━━ Material supplied
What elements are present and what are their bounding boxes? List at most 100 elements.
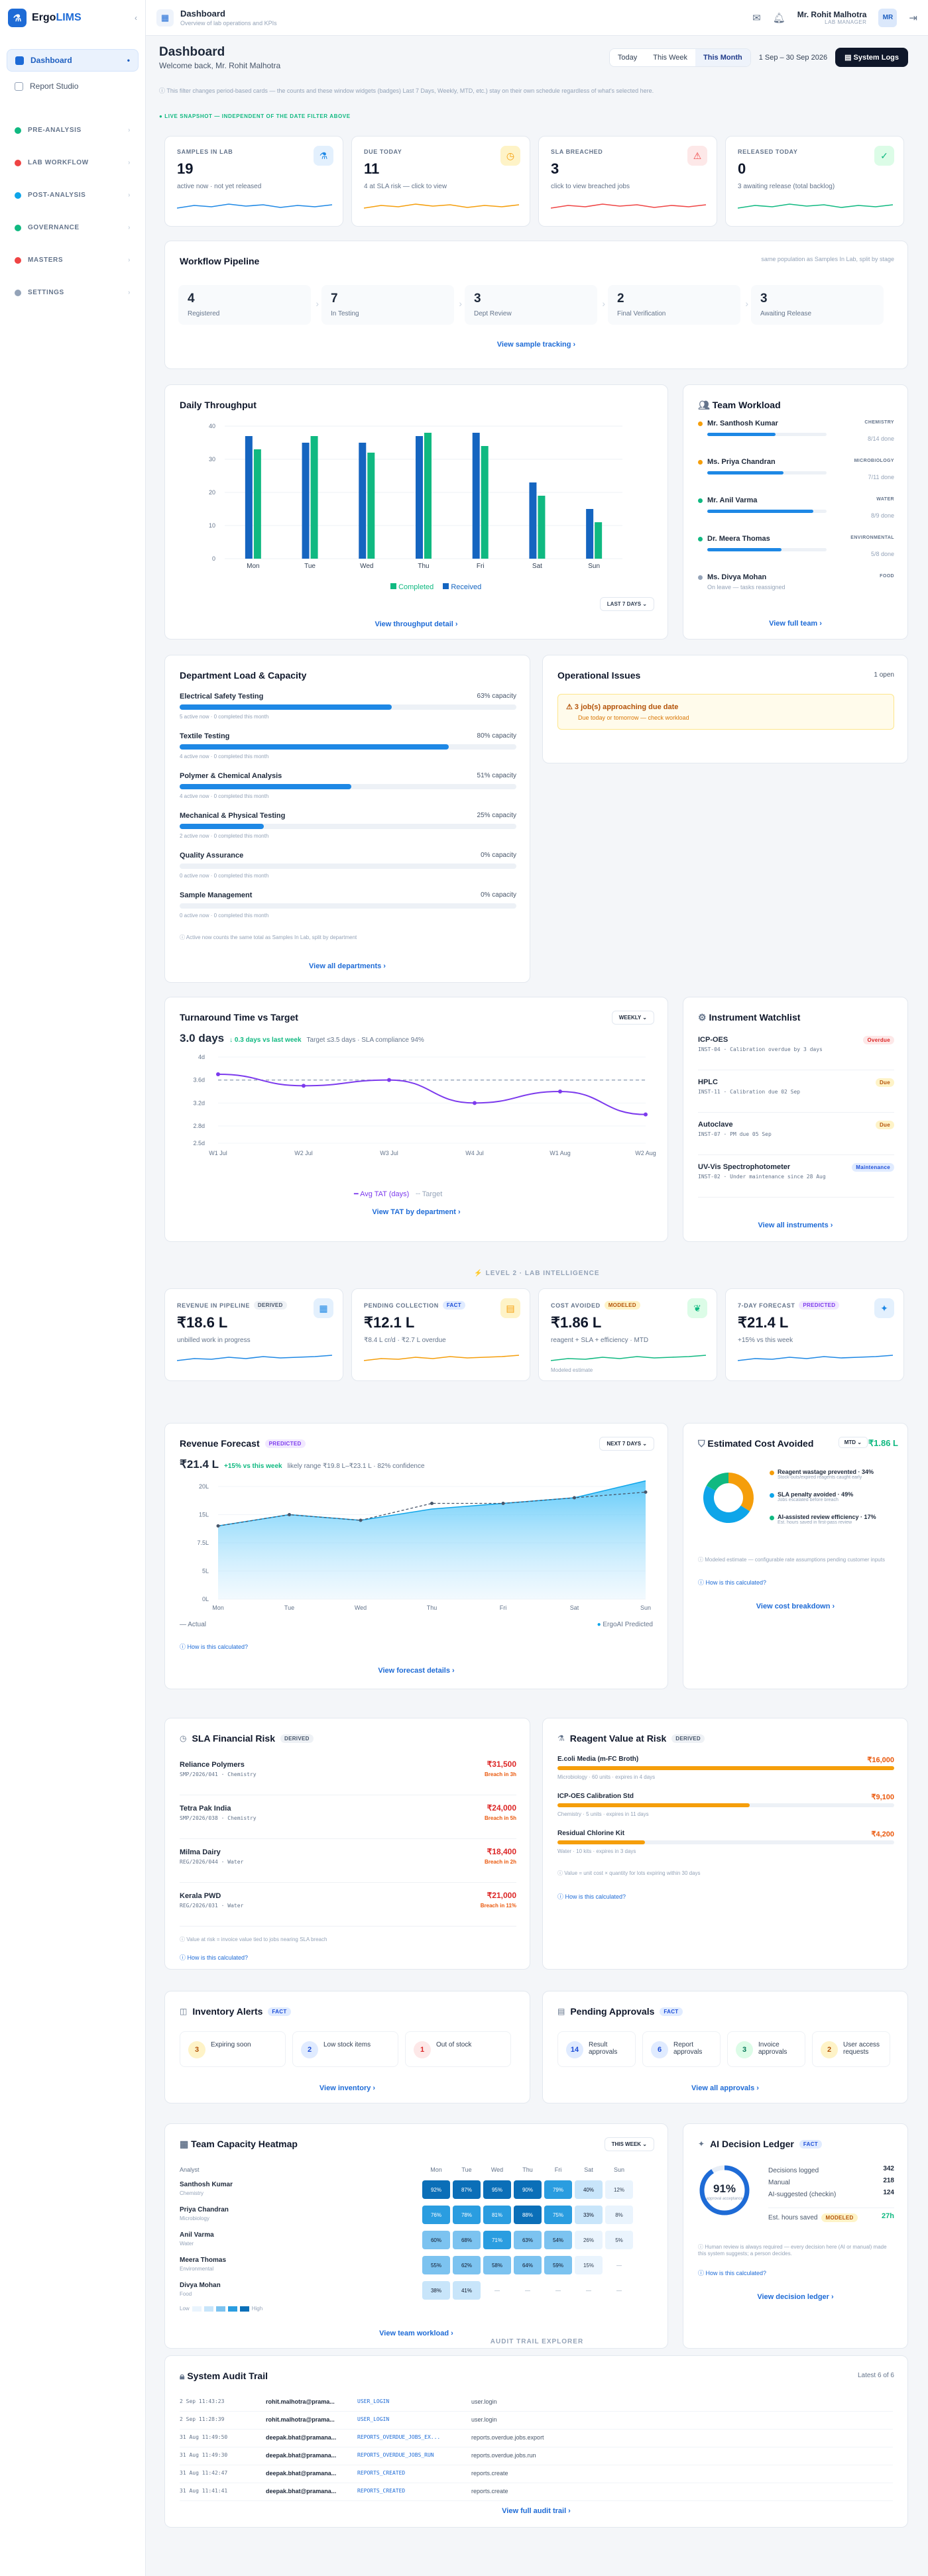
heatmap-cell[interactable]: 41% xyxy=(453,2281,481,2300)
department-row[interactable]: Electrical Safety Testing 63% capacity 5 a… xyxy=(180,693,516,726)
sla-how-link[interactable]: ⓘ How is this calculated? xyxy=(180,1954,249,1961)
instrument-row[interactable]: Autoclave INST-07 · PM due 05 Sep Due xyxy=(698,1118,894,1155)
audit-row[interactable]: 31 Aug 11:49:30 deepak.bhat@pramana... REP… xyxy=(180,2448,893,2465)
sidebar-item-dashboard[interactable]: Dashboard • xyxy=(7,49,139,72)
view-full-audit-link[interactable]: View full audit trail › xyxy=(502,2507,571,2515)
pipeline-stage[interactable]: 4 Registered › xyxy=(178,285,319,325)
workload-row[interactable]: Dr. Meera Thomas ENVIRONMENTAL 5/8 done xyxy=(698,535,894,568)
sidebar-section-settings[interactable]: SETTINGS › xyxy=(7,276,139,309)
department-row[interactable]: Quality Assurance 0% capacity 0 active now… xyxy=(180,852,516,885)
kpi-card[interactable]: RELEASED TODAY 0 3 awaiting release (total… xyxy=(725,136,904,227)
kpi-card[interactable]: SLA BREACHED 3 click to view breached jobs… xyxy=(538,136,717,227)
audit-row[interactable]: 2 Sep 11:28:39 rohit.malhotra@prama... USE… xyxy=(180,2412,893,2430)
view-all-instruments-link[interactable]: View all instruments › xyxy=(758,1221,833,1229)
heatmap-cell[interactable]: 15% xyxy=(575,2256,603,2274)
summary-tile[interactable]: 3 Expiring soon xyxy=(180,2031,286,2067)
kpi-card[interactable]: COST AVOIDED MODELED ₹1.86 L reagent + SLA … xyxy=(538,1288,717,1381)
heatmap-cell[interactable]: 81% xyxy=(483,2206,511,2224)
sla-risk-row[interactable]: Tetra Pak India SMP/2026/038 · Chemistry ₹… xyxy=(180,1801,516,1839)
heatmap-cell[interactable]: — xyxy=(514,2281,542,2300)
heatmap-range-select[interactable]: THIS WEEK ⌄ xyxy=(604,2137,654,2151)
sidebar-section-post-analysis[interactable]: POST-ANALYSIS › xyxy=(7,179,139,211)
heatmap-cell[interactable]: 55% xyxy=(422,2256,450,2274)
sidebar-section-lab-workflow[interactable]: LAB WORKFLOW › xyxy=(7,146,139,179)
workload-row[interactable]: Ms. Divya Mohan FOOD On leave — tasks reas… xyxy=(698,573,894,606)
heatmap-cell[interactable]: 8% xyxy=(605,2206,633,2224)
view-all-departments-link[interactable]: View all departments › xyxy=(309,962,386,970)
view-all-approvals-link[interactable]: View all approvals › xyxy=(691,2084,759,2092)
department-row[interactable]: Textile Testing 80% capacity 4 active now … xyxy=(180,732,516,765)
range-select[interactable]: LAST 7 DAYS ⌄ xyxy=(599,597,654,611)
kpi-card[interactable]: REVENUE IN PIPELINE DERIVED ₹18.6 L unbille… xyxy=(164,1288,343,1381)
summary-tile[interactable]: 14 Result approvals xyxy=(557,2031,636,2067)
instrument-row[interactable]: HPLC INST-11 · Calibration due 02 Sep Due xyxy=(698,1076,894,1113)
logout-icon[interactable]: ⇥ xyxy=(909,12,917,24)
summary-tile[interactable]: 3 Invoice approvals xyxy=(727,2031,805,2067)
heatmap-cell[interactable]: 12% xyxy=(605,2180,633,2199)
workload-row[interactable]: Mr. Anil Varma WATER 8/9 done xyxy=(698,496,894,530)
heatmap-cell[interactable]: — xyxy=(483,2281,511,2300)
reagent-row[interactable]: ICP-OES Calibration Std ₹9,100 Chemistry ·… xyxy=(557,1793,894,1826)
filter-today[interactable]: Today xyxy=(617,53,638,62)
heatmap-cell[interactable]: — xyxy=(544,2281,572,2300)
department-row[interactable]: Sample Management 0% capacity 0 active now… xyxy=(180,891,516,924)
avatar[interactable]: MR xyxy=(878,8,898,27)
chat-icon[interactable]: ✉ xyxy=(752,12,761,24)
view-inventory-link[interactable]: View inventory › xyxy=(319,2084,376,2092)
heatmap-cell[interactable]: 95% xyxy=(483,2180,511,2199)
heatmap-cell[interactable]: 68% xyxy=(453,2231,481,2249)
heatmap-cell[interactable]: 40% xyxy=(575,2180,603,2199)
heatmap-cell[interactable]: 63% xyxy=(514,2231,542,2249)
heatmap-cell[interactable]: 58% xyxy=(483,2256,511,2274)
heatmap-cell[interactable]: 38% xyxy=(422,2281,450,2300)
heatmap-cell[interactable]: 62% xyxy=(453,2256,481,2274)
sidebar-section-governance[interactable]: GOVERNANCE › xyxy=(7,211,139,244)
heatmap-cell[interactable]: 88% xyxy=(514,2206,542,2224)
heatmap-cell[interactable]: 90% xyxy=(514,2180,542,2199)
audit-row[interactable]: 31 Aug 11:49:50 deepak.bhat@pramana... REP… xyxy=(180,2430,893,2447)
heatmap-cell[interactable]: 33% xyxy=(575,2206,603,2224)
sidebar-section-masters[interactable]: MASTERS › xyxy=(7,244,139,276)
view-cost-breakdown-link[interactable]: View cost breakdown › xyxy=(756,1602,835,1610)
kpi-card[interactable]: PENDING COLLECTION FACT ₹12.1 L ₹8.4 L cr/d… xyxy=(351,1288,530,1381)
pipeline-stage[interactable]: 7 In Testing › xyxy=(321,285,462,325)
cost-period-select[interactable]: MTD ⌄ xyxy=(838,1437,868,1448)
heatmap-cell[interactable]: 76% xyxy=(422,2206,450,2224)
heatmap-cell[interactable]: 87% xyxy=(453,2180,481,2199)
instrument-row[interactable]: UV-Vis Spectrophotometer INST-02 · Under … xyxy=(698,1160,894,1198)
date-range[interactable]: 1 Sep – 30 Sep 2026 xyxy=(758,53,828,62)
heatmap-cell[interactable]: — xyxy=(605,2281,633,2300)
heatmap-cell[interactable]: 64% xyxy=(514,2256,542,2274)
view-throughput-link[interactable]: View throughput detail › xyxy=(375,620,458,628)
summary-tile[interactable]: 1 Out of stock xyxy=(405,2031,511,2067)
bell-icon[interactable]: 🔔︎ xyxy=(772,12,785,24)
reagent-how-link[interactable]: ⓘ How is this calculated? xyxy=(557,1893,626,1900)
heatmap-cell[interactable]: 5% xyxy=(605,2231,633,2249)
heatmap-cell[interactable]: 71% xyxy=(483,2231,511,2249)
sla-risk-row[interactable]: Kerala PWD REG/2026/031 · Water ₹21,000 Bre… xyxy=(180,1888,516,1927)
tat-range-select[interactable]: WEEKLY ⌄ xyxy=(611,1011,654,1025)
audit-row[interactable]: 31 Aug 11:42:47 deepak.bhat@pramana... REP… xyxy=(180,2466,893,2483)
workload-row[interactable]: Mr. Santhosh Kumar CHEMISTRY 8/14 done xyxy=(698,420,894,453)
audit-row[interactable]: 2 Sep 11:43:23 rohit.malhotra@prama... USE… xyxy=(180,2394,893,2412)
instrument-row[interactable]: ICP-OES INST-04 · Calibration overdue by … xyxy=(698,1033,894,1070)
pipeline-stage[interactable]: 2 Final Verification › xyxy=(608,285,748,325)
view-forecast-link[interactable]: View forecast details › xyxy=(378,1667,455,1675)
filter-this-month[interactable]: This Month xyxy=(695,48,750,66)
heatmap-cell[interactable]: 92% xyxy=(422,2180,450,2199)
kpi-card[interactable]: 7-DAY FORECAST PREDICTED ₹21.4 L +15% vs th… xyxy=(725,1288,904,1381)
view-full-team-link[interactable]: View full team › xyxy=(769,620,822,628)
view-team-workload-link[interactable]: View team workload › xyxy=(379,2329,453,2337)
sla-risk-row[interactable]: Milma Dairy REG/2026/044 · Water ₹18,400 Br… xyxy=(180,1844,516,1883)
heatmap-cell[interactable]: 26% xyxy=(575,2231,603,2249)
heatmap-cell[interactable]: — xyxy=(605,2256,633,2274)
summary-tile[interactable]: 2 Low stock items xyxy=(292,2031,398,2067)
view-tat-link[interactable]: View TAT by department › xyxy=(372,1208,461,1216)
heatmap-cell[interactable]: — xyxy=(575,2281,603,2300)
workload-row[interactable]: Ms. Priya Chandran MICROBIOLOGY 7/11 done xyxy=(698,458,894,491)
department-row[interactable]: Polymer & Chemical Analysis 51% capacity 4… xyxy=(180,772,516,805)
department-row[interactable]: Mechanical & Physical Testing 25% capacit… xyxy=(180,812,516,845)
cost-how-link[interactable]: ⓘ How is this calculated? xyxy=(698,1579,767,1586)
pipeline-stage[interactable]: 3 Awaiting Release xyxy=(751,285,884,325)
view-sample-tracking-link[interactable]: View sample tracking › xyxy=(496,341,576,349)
━━━━
━━ Material supplied
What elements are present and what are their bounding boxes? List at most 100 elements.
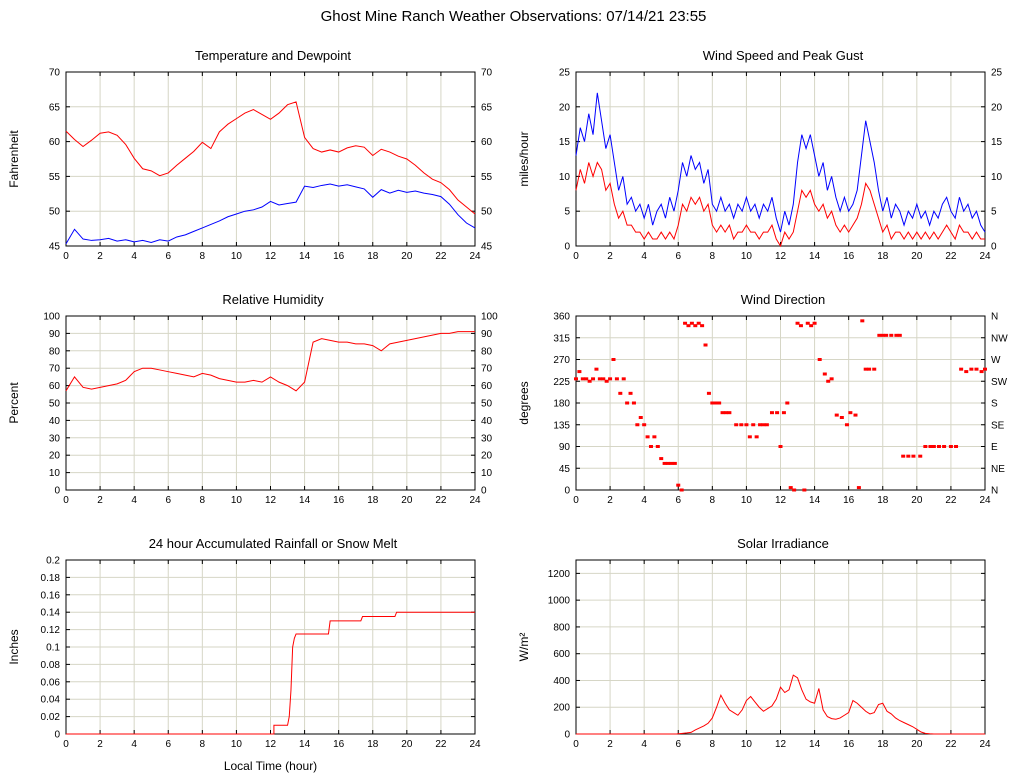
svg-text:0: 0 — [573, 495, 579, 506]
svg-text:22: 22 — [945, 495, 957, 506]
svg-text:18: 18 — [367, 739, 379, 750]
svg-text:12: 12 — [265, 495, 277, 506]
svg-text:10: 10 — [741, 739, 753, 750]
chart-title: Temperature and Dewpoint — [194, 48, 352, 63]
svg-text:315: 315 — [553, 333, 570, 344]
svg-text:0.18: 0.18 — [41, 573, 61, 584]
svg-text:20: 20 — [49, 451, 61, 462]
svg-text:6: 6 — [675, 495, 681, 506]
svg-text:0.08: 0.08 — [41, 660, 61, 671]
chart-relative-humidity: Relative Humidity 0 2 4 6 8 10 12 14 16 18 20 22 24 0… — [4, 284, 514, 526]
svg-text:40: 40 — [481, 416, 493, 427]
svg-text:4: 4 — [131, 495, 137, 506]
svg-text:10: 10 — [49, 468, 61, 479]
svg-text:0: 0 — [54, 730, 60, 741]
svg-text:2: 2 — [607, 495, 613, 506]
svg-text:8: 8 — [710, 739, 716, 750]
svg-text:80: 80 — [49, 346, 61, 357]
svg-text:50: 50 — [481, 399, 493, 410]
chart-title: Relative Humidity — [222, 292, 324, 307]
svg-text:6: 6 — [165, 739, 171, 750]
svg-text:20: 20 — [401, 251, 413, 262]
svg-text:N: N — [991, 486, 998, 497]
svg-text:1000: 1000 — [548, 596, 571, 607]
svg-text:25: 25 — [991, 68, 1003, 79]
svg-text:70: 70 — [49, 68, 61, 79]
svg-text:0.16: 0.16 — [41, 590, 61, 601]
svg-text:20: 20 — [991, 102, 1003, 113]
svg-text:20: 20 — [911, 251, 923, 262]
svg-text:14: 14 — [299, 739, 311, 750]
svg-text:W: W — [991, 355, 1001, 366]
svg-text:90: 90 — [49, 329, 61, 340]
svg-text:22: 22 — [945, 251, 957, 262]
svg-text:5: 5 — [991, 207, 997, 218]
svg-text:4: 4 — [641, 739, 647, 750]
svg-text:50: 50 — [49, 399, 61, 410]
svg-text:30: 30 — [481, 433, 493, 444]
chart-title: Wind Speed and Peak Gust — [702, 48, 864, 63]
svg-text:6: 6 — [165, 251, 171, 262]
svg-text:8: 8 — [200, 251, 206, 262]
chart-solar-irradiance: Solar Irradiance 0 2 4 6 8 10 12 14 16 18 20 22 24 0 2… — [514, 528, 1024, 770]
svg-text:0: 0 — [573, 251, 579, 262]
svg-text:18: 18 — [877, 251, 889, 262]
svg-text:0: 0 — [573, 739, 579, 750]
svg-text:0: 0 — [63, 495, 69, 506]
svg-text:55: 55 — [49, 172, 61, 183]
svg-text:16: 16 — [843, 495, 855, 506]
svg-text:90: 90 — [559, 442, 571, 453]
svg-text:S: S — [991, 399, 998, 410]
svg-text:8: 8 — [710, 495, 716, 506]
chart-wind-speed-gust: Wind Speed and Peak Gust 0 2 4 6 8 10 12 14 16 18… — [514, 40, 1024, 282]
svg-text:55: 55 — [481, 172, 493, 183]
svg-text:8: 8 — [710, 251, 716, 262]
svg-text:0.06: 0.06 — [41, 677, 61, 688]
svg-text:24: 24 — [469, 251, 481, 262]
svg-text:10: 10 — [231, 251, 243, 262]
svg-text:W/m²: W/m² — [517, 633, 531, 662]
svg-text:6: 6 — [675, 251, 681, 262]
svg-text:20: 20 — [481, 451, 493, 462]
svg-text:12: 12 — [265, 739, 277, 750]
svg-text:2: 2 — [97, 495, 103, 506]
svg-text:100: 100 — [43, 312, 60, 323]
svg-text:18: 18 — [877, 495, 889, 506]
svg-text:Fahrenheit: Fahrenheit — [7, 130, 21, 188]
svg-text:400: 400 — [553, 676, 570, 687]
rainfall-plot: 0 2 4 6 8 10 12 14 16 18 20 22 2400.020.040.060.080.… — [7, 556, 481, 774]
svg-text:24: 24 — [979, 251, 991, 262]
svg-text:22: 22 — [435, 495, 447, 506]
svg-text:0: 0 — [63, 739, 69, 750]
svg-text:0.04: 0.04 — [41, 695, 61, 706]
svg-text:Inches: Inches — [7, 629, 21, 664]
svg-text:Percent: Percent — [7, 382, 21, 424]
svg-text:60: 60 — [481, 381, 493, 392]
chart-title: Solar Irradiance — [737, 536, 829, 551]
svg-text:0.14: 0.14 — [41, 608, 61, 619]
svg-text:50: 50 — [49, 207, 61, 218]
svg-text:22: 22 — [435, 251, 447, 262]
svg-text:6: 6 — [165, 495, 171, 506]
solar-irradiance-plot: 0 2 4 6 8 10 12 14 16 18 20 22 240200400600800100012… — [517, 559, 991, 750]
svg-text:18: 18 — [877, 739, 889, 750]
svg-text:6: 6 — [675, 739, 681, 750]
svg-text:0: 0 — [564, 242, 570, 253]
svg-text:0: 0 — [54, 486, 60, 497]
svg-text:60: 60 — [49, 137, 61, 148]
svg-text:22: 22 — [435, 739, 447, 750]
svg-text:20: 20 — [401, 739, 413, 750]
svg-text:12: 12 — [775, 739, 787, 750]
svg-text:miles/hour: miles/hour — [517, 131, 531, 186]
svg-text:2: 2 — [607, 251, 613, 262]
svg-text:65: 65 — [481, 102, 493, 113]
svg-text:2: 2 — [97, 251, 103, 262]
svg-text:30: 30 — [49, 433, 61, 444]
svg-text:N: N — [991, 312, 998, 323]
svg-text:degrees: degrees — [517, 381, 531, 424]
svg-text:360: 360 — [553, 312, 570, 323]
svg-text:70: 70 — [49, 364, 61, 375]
━━━━
**What you will do:** Pick out each row containing the word "Speed" and copy those rows out in full.

**Complete response:**
chart-title: Wind Speed and Peak Gust — [702, 48, 864, 63]
chart-wind-speed-gust: Wind Speed and Peak Gust 0 2 4 6 8 10 12 14 16 18… — [514, 40, 1024, 282]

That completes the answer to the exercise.